— start of DATA IN THIS EXERCISE —
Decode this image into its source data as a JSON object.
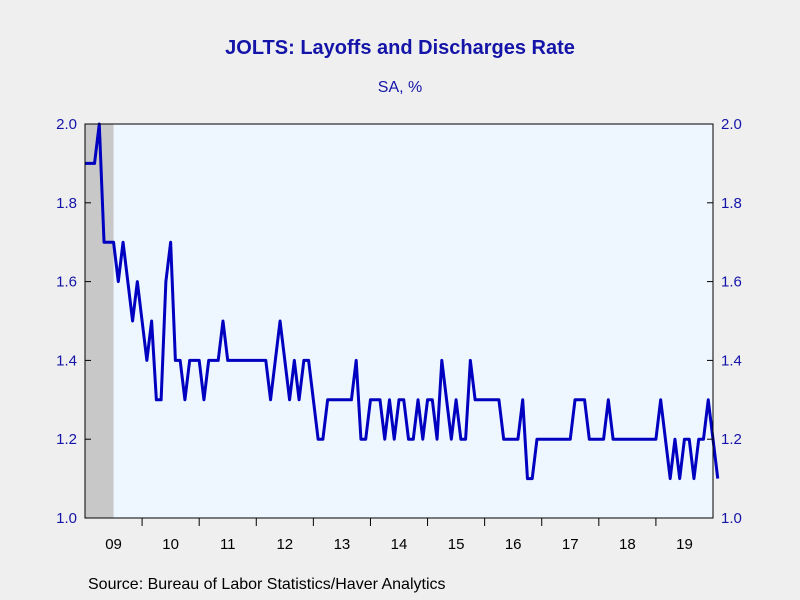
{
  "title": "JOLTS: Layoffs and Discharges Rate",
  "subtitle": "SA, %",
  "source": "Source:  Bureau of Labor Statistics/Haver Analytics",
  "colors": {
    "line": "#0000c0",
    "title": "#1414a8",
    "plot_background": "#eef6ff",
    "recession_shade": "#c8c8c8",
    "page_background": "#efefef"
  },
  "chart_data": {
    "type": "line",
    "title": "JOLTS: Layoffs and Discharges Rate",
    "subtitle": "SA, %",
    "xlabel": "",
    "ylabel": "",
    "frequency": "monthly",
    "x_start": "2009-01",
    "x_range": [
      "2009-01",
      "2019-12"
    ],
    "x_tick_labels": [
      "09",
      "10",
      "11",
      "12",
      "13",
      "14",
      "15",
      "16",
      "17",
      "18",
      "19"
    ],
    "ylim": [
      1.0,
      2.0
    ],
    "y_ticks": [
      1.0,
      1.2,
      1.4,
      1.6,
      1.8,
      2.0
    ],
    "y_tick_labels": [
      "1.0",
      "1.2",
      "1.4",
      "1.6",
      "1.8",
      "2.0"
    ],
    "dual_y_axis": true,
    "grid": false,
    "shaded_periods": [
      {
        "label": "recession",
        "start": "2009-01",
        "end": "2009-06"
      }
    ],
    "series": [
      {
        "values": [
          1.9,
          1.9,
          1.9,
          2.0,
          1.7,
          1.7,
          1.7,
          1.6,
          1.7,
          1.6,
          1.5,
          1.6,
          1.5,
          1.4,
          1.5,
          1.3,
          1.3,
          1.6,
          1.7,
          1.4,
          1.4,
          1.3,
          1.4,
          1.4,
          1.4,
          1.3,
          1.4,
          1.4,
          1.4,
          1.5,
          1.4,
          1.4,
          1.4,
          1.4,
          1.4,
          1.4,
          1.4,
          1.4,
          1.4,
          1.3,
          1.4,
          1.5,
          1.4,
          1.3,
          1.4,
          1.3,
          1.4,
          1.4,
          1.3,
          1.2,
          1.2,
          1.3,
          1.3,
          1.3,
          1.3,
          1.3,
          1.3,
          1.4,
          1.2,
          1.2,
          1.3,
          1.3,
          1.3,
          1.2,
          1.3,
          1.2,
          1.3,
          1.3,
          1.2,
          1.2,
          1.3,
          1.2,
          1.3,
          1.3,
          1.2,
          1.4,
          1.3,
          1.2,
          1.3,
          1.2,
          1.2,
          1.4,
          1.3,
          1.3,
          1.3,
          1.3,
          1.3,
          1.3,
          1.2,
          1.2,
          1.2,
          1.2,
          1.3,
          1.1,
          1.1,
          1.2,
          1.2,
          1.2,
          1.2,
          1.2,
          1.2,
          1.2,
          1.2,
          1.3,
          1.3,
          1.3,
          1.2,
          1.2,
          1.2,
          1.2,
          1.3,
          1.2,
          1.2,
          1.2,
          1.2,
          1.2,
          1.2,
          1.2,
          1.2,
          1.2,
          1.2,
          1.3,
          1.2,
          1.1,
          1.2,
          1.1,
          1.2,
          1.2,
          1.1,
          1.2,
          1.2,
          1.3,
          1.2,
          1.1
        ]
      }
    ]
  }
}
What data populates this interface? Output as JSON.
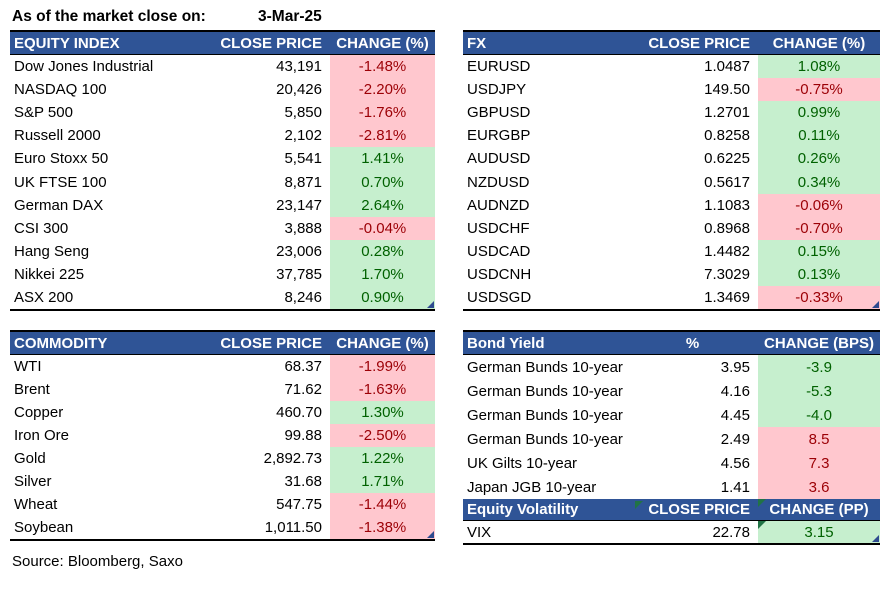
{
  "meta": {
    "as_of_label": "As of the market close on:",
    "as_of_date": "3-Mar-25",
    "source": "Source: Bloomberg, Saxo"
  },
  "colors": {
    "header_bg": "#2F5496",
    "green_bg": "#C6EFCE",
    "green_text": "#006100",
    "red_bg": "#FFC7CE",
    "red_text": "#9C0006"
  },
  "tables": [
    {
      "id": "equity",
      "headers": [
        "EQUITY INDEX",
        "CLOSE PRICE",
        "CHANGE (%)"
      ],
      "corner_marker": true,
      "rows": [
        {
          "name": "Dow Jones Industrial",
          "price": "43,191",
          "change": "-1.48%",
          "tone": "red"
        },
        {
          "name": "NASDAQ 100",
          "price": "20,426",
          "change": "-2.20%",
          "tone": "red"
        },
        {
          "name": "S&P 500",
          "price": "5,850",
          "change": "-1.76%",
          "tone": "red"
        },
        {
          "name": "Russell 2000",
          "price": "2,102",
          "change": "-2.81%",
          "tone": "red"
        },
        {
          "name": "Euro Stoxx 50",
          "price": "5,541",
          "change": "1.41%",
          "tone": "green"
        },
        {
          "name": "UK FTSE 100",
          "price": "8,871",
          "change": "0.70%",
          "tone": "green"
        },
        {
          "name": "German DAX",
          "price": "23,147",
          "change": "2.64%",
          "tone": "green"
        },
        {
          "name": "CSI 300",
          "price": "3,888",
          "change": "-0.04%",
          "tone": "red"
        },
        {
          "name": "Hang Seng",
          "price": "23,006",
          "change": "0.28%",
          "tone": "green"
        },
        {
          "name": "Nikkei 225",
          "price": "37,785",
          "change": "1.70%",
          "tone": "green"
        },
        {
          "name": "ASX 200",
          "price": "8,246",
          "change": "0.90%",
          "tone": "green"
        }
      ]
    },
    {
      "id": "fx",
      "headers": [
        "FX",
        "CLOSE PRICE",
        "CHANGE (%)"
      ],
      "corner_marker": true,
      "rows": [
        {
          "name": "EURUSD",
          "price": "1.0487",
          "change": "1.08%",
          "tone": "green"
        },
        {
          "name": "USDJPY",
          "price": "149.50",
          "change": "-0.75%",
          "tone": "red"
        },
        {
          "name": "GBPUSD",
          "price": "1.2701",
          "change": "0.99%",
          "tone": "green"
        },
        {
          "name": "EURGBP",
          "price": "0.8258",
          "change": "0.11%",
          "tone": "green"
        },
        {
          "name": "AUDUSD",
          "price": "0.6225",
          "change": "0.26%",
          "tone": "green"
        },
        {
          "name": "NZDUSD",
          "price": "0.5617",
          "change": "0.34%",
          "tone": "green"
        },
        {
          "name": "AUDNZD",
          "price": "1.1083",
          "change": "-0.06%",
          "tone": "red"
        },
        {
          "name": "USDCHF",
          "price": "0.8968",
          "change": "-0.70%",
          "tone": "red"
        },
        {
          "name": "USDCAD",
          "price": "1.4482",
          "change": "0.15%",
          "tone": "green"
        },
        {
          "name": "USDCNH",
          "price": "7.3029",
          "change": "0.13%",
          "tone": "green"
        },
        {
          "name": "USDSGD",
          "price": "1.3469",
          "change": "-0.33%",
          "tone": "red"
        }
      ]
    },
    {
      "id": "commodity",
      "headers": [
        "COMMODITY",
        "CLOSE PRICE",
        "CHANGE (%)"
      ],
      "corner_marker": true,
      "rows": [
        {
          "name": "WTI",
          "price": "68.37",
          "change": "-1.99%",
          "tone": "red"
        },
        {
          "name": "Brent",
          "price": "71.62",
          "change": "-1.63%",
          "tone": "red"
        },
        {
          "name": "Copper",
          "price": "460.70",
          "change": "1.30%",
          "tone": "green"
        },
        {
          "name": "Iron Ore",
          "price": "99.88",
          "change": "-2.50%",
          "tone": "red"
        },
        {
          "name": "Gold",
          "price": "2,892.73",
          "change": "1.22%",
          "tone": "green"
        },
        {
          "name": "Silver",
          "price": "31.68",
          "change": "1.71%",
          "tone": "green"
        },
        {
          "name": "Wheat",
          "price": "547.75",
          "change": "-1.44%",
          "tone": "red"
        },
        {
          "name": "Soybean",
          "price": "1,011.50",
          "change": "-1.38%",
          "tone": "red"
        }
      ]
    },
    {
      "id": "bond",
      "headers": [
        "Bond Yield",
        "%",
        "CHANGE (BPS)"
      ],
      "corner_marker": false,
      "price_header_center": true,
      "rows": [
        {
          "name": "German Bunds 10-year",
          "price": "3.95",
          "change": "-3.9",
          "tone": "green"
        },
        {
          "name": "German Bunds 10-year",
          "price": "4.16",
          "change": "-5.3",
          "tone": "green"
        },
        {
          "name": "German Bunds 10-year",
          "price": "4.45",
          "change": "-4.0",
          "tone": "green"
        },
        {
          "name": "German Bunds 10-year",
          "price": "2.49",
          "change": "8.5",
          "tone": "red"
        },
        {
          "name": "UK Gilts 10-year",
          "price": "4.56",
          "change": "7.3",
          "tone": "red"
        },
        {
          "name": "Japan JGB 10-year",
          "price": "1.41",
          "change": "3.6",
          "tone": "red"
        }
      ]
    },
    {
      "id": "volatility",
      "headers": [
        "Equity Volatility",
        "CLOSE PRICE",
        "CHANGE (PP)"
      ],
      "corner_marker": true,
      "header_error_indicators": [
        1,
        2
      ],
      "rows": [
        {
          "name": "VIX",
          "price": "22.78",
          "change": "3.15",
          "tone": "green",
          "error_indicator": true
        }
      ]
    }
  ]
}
— end of DATA IN THIS EXERCISE —
AIM: Search the data above for lines holding "JSON" and copy each of them.

RESULT OF THIS EXERCISE:
Decode this image into its source data as a JSON object.
What data populates this interface? Output as JSON.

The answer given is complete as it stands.